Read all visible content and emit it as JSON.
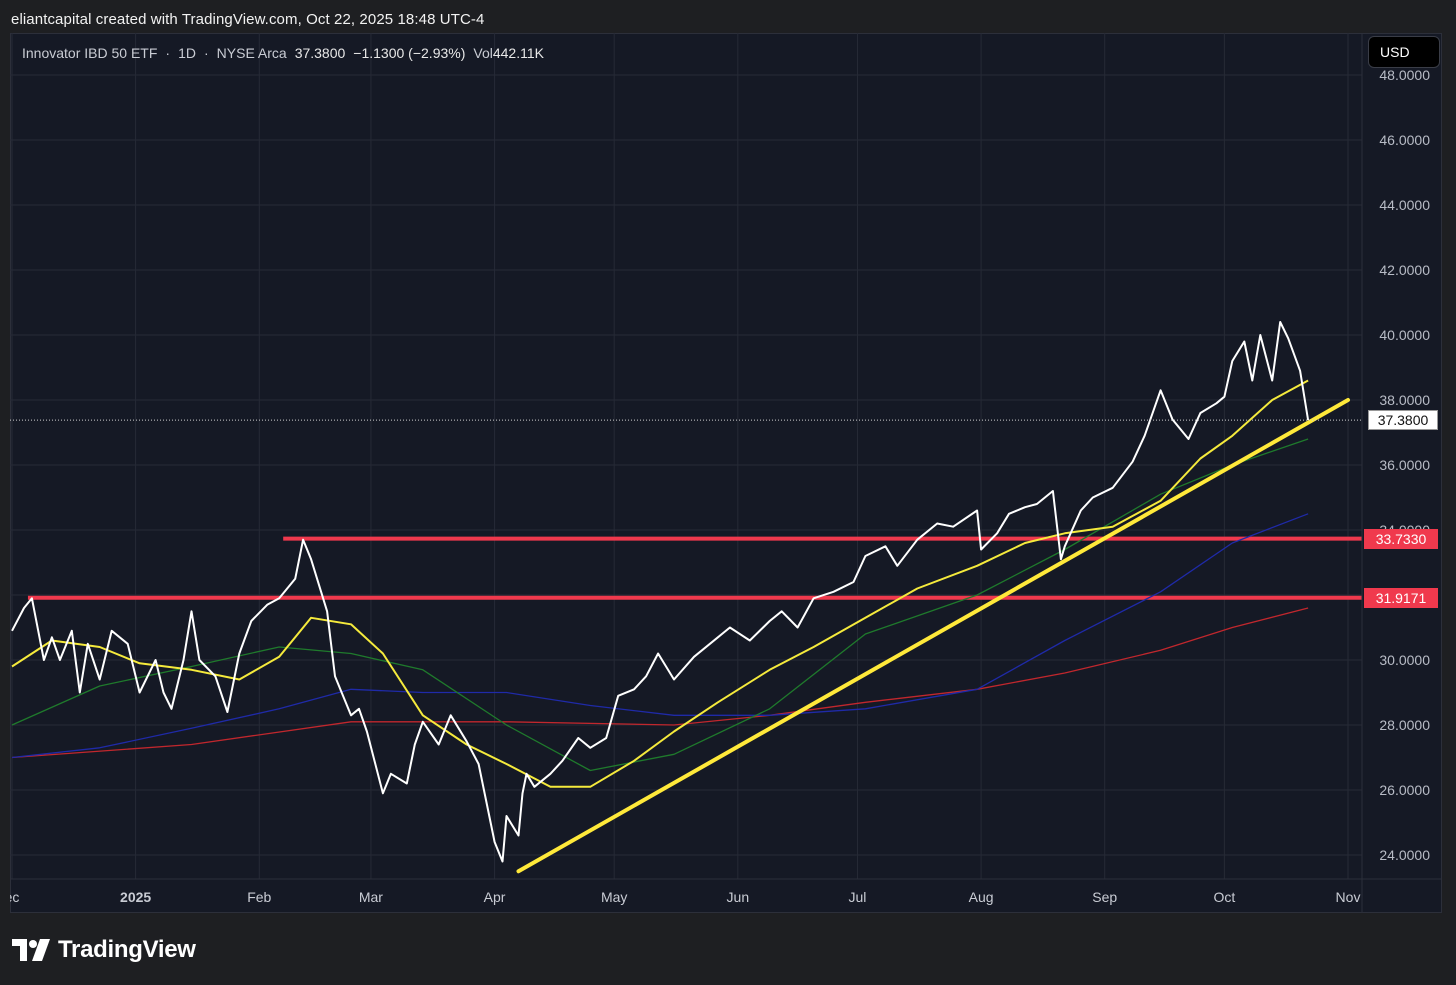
{
  "header": {
    "credit": "eliantcapital created with TradingView.com, Oct 22, 2025 18:48 UTC-4"
  },
  "legend": {
    "instrument": "Innovator IBD 50 ETF",
    "interval": "1D",
    "exchange": "NYSE Arca",
    "last": "37.3800",
    "change": "−1.1300 (−2.93%)",
    "vol_label": "Vol",
    "vol_value": "442.11K"
  },
  "currency_button": "USD",
  "logo_text": "TradingView",
  "price_tags": {
    "last": "37.3800",
    "resistance_upper": "33.7330",
    "resistance_lower": "31.9171"
  },
  "colors": {
    "background": "#151925",
    "price_line": "#ffffff",
    "ma_yellow": "#f5ea3c",
    "ma_green": "#1f7a2c",
    "ma_blue": "#1f2aa8",
    "ma_red": "#c1272d",
    "level_red": "#f0394d",
    "trendline": "#ffe93a"
  },
  "chart_data": {
    "type": "line",
    "title": "Innovator IBD 50 ETF · 1D · NYSE Arca",
    "y_tick_labels": [
      "24.0000",
      "26.0000",
      "28.0000",
      "30.0000",
      "32.0000",
      "34.0000",
      "36.0000",
      "38.0000",
      "40.0000",
      "42.0000",
      "44.0000",
      "46.0000",
      "48.0000"
    ],
    "ylim": [
      23.5,
      48.2
    ],
    "x_tick_labels": [
      "ec",
      "2025",
      "Feb",
      "Mar",
      "Apr",
      "May",
      "Jun",
      "Jul",
      "Aug",
      "Sep",
      "Oct",
      "Nov"
    ],
    "x_tick_dates": [
      "2024-12-01",
      "2025-01-01",
      "2025-02-01",
      "2025-03-01",
      "2025-04-01",
      "2025-05-01",
      "2025-06-01",
      "2025-07-01",
      "2025-08-01",
      "2025-09-01",
      "2025-10-01",
      "2025-11-01"
    ],
    "grid": true,
    "series": [
      {
        "style": "price",
        "x": [
          "2024-12-01",
          "2024-12-04",
          "2024-12-06",
          "2024-12-09",
          "2024-12-11",
          "2024-12-13",
          "2024-12-16",
          "2024-12-18",
          "2024-12-20",
          "2024-12-23",
          "2024-12-26",
          "2024-12-30",
          "2025-01-02",
          "2025-01-06",
          "2025-01-08",
          "2025-01-10",
          "2025-01-13",
          "2025-01-15",
          "2025-01-17",
          "2025-01-21",
          "2025-01-24",
          "2025-01-27",
          "2025-01-30",
          "2025-02-03",
          "2025-02-06",
          "2025-02-10",
          "2025-02-12",
          "2025-02-14",
          "2025-02-18",
          "2025-02-20",
          "2025-02-24",
          "2025-02-26",
          "2025-02-28",
          "2025-03-04",
          "2025-03-06",
          "2025-03-10",
          "2025-03-12",
          "2025-03-14",
          "2025-03-18",
          "2025-03-21",
          "2025-03-25",
          "2025-03-28",
          "2025-04-01",
          "2025-04-03",
          "2025-04-04",
          "2025-04-07",
          "2025-04-08",
          "2025-04-09",
          "2025-04-11",
          "2025-04-15",
          "2025-04-18",
          "2025-04-22",
          "2025-04-25",
          "2025-04-29",
          "2025-05-02",
          "2025-05-06",
          "2025-05-09",
          "2025-05-12",
          "2025-05-16",
          "2025-05-21",
          "2025-05-27",
          "2025-05-30",
          "2025-06-04",
          "2025-06-09",
          "2025-06-12",
          "2025-06-16",
          "2025-06-20",
          "2025-06-25",
          "2025-06-30",
          "2025-07-03",
          "2025-07-08",
          "2025-07-11",
          "2025-07-16",
          "2025-07-21",
          "2025-07-25",
          "2025-07-31",
          "2025-08-01",
          "2025-08-05",
          "2025-08-08",
          "2025-08-12",
          "2025-08-15",
          "2025-08-19",
          "2025-08-21",
          "2025-08-22",
          "2025-08-26",
          "2025-08-29",
          "2025-09-03",
          "2025-09-08",
          "2025-09-11",
          "2025-09-15",
          "2025-09-18",
          "2025-09-22",
          "2025-09-25",
          "2025-09-29",
          "2025-10-01",
          "2025-10-03",
          "2025-10-06",
          "2025-10-08",
          "2025-10-10",
          "2025-10-13",
          "2025-10-15",
          "2025-10-17",
          "2025-10-20",
          "2025-10-22"
        ],
        "values": [
          30.9,
          31.6,
          31.9,
          30.0,
          30.7,
          30.0,
          30.9,
          29.0,
          30.5,
          29.4,
          30.9,
          30.5,
          29.0,
          30.0,
          29.0,
          28.5,
          30.0,
          31.5,
          30.0,
          29.5,
          28.4,
          30.2,
          31.2,
          31.7,
          31.9,
          32.5,
          33.7,
          33.1,
          31.5,
          29.5,
          28.3,
          28.5,
          27.8,
          25.9,
          26.5,
          26.2,
          27.4,
          28.1,
          27.4,
          28.3,
          27.5,
          26.8,
          24.4,
          23.8,
          25.2,
          24.6,
          25.9,
          26.5,
          26.1,
          26.5,
          26.9,
          27.6,
          27.3,
          27.6,
          28.9,
          29.1,
          29.5,
          30.2,
          29.4,
          30.1,
          30.7,
          31.0,
          30.6,
          31.2,
          31.5,
          31.0,
          31.9,
          32.1,
          32.4,
          33.2,
          33.5,
          32.9,
          33.7,
          34.2,
          34.1,
          34.6,
          33.4,
          33.9,
          34.5,
          34.7,
          34.8,
          35.2,
          33.1,
          33.5,
          34.6,
          35.0,
          35.3,
          36.1,
          36.9,
          38.3,
          37.4,
          36.8,
          37.6,
          37.9,
          38.1,
          39.2,
          39.8,
          38.6,
          40.0,
          38.6,
          40.4,
          39.9,
          38.9,
          37.38
        ]
      },
      {
        "style": "ma-yellow",
        "x": [
          "2024-12-01",
          "2024-12-11",
          "2024-12-23",
          "2025-01-02",
          "2025-01-15",
          "2025-01-27",
          "2025-02-06",
          "2025-02-14",
          "2025-02-24",
          "2025-03-04",
          "2025-03-14",
          "2025-03-25",
          "2025-04-04",
          "2025-04-15",
          "2025-04-25",
          "2025-05-06",
          "2025-05-16",
          "2025-05-27",
          "2025-06-09",
          "2025-06-20",
          "2025-07-03",
          "2025-07-16",
          "2025-07-31",
          "2025-08-12",
          "2025-08-22",
          "2025-09-03",
          "2025-09-15",
          "2025-09-25",
          "2025-10-03",
          "2025-10-13",
          "2025-10-22"
        ],
        "values": [
          29.8,
          30.6,
          30.4,
          29.9,
          29.7,
          29.4,
          30.1,
          31.3,
          31.1,
          30.2,
          28.3,
          27.4,
          26.8,
          26.1,
          26.1,
          26.9,
          27.8,
          28.7,
          29.7,
          30.4,
          31.3,
          32.2,
          32.9,
          33.6,
          33.9,
          34.1,
          34.9,
          36.2,
          36.9,
          38.0,
          38.6
        ]
      },
      {
        "style": "ma-green",
        "x": [
          "2024-12-01",
          "2024-12-23",
          "2025-01-15",
          "2025-02-06",
          "2025-02-24",
          "2025-03-14",
          "2025-04-04",
          "2025-04-25",
          "2025-05-16",
          "2025-06-09",
          "2025-07-03",
          "2025-07-31",
          "2025-08-22",
          "2025-09-15",
          "2025-10-03",
          "2025-10-22"
        ],
        "values": [
          28.0,
          29.2,
          29.8,
          30.4,
          30.2,
          29.7,
          28.0,
          26.6,
          27.1,
          28.5,
          30.8,
          32.0,
          33.4,
          35.1,
          36.0,
          36.8
        ]
      },
      {
        "style": "ma-blue",
        "x": [
          "2024-12-01",
          "2024-12-23",
          "2025-01-15",
          "2025-02-06",
          "2025-02-24",
          "2025-03-14",
          "2025-04-04",
          "2025-04-25",
          "2025-05-16",
          "2025-06-09",
          "2025-07-03",
          "2025-07-31",
          "2025-08-22",
          "2025-09-15",
          "2025-10-03",
          "2025-10-22"
        ],
        "values": [
          27.0,
          27.3,
          27.9,
          28.5,
          29.1,
          29.0,
          29.0,
          28.6,
          28.3,
          28.3,
          28.5,
          29.1,
          30.6,
          32.1,
          33.6,
          34.5
        ]
      },
      {
        "style": "ma-red",
        "x": [
          "2024-12-01",
          "2025-01-15",
          "2025-02-24",
          "2025-03-14",
          "2025-04-04",
          "2025-05-16",
          "2025-06-09",
          "2025-07-03",
          "2025-07-31",
          "2025-08-22",
          "2025-09-15",
          "2025-10-03",
          "2025-10-22"
        ],
        "values": [
          27.0,
          27.4,
          28.1,
          28.1,
          28.1,
          28.0,
          28.3,
          28.7,
          29.1,
          29.6,
          30.3,
          31.0,
          31.6
        ]
      }
    ],
    "levels": [
      {
        "style": "level-upper",
        "value": 33.733,
        "from": "2025-02-07"
      },
      {
        "style": "level-lower",
        "value": 31.9171,
        "from": "2024-12-05"
      }
    ],
    "trendline": {
      "from": [
        "2025-04-07",
        23.5
      ],
      "to": [
        "2025-11-01",
        38.0
      ]
    },
    "last_price": 37.38
  }
}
====================
#### Task prompt:
Check each line of the entries for the string "style". Copy the lines that have it.

#### Solution:
        "style": "price",
        "style": "ma-yellow",
        "style": "ma-green",
        "style": "ma-blue",
        "style": "ma-red",
        "style": "level-upper",
        "style": "level-lower",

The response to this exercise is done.